Would you print the whole listing again, exactly?

----

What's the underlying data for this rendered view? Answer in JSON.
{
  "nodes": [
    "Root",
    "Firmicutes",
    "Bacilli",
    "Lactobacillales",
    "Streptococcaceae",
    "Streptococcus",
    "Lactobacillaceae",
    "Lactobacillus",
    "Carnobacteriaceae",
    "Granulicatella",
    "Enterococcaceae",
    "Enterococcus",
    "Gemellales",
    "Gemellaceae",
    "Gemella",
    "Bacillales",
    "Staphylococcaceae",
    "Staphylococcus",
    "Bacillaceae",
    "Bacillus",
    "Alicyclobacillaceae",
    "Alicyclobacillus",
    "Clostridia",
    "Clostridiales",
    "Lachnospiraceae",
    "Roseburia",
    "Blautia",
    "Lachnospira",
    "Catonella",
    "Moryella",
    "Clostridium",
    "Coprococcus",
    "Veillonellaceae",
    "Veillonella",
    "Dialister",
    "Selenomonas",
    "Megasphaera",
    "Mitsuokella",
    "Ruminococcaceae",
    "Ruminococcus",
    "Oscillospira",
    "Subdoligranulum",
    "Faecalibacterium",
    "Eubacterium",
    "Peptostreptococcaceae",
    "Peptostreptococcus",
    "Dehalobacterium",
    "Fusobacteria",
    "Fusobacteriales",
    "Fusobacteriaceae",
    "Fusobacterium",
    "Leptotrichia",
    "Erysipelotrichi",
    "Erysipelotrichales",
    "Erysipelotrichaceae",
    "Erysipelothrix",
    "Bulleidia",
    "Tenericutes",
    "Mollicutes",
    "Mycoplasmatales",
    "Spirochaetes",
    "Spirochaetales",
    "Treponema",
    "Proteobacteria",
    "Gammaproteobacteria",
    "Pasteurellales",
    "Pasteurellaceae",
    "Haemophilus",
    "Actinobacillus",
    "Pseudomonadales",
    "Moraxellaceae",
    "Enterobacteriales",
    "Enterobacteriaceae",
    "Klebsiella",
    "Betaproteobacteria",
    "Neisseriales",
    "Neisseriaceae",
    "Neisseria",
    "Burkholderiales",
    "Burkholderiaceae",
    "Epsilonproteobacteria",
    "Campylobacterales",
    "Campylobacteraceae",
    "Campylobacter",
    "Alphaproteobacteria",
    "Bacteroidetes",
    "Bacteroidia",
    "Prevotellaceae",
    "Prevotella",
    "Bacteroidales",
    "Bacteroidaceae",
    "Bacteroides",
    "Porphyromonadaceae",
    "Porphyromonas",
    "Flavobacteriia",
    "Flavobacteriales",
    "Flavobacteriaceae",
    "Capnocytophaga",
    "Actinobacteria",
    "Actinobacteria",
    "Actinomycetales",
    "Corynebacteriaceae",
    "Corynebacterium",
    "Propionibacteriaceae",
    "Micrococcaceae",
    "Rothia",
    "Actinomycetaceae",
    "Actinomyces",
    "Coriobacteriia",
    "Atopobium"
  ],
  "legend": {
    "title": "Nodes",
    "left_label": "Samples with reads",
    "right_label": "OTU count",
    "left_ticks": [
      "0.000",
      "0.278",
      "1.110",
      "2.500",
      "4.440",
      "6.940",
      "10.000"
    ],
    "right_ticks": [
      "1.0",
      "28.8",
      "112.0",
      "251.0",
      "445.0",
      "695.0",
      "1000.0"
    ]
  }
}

----

> **Written answer**:
What's the underlying data for this rendered view? Answer in JSON.
{
  "nodes": [
    "Root",
    "Firmicutes",
    "Bacilli",
    "Lactobacillales",
    "Streptococcaceae",
    "Streptococcus",
    "Lactobacillaceae",
    "Lactobacillus",
    "Carnobacteriaceae",
    "Granulicatella",
    "Enterococcaceae",
    "Enterococcus",
    "Gemellales",
    "Gemellaceae",
    "Gemella",
    "Bacillales",
    "Staphylococcaceae",
    "Staphylococcus",
    "Bacillaceae",
    "Bacillus",
    "Alicyclobacillaceae",
    "Alicyclobacillus",
    "Clostridia",
    "Clostridiales",
    "Lachnospiraceae",
    "Roseburia",
    "Blautia",
    "Lachnospira",
    "Catonella",
    "Moryella",
    "Clostridium",
    "Coprococcus",
    "Veillonellaceae",
    "Veillonella",
    "Dialister",
    "Selenomonas",
    "Megasphaera",
    "Mitsuokella",
    "Ruminococcaceae",
    "Ruminococcus",
    "Oscillospira",
    "Subdoligranulum",
    "Faecalibacterium",
    "Eubacterium",
    "Peptostreptococcaceae",
    "Peptostreptococcus",
    "Dehalobacterium",
    "Fusobacteria",
    "Fusobacteriales",
    "Fusobacteriaceae",
    "Fusobacterium",
    "Leptotrichia",
    "Erysipelotrichi",
    "Erysipelotrichales",
    "Erysipelotrichaceae",
    "Erysipelothrix",
    "Bulleidia",
    "Tenericutes",
    "Mollicutes",
    "Mycoplasmatales",
    "Spirochaetes",
    "Spirochaetales",
    "Treponema",
    "Proteobacteria",
    "Gammaproteobacteria",
    "Pasteurellales",
    "Pasteurellaceae",
    "Haemophilus",
    "Actinobacillus",
    "Pseudomonadales",
    "Moraxellaceae",
    "Enterobacteriales",
    "Enterobacteriaceae",
    "Klebsiella",
    "Betaproteobacteria",
    "Neisseriales",
    "Neisseriaceae",
    "Neisseria",
    "Burkholderiales",
    "Burkholderiaceae",
    "Epsilonproteobacteria",
    "Campylobacterales",
    "Campylobacteraceae",
    "Campylobacter",
    "Alphaproteobacteria",
    "Bacteroidetes",
    "Bacteroidia",
    "Prevotellaceae",
    "Prevotella",
    "Bacteroidales",
    "Bacteroidaceae",
    "Bacteroides",
    "Porphyromonadaceae",
    "Porphyromonas",
    "Flavobacteriia",
    "Flavobacteriales",
    "Flavobacteriaceae",
    "Capnocytophaga",
    "Actinobacteria",
    "Actinobacteria",
    "Actinomycetales",
    "Corynebacteriaceae",
    "Corynebacterium",
    "Propionibacteriaceae",
    "Micrococcaceae",
    "Rothia",
    "Actinomycetaceae",
    "Actinomyces",
    "Coriobacteriia",
    "Atopobium"
  ],
  "legend": {
    "title": "Nodes",
    "left_label": "Samples with reads",
    "right_label": "OTU count",
    "left_ticks": [
      "0.000",
      "0.278",
      "1.110",
      "2.500",
      "4.440",
      "6.940",
      "10.000"
    ],
    "right_ticks": [
      "1.0",
      "28.8",
      "112.0",
      "251.0",
      "445.0",
      "695.0",
      "1000.0"
    ]
  }
}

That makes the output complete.